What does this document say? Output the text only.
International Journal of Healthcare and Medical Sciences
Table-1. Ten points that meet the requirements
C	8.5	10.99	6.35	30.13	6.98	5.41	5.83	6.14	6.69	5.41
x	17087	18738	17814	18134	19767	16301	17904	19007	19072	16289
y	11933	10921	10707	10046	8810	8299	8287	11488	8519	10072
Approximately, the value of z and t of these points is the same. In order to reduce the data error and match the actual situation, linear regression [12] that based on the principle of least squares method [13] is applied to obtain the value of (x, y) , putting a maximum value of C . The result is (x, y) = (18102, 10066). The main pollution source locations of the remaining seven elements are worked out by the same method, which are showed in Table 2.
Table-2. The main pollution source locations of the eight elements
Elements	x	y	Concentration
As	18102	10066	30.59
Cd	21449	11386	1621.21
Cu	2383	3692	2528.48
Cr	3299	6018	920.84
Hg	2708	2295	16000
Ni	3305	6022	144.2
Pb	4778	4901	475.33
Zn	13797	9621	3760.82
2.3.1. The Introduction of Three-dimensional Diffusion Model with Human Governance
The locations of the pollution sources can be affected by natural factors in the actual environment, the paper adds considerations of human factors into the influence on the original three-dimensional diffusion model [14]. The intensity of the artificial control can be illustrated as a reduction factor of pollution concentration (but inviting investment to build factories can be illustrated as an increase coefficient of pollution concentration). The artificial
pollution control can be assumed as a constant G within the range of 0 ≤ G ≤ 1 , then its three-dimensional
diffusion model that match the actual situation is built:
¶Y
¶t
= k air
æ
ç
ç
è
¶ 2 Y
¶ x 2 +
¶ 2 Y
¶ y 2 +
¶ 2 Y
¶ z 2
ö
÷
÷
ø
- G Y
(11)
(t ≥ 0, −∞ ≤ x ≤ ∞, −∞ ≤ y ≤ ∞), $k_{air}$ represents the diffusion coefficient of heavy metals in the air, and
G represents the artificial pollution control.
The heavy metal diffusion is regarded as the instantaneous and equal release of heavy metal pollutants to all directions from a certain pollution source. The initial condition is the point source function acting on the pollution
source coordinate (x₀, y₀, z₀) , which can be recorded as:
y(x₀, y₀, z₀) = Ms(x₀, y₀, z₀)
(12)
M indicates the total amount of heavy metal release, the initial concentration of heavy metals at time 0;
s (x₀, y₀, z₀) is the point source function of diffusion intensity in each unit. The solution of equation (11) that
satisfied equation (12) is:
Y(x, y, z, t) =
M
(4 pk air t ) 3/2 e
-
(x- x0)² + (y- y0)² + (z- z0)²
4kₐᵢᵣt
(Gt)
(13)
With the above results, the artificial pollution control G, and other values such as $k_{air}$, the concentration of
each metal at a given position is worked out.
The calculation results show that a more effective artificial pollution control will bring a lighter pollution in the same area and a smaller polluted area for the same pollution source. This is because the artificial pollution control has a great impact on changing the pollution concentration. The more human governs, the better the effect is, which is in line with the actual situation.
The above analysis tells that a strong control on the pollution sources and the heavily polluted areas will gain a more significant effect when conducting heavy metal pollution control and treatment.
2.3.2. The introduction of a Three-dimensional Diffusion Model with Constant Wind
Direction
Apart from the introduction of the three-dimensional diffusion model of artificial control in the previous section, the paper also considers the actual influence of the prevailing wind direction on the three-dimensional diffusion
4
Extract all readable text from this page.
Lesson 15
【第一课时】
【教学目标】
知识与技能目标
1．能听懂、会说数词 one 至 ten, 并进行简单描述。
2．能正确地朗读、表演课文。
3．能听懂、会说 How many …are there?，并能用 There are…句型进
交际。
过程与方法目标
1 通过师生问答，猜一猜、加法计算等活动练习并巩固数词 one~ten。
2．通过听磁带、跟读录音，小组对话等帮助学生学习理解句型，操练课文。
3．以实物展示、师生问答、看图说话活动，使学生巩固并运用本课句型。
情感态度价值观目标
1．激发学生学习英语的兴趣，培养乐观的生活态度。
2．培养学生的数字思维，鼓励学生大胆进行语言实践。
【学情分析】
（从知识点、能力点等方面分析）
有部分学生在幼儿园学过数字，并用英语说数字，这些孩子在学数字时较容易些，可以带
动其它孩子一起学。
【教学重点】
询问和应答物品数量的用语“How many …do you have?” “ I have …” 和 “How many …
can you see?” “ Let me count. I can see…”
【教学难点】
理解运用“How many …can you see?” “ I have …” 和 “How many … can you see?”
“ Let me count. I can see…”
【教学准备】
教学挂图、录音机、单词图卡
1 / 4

■ ■ ■

Return only the number of lines in the data above that include the word "polluted".

## Solution:
2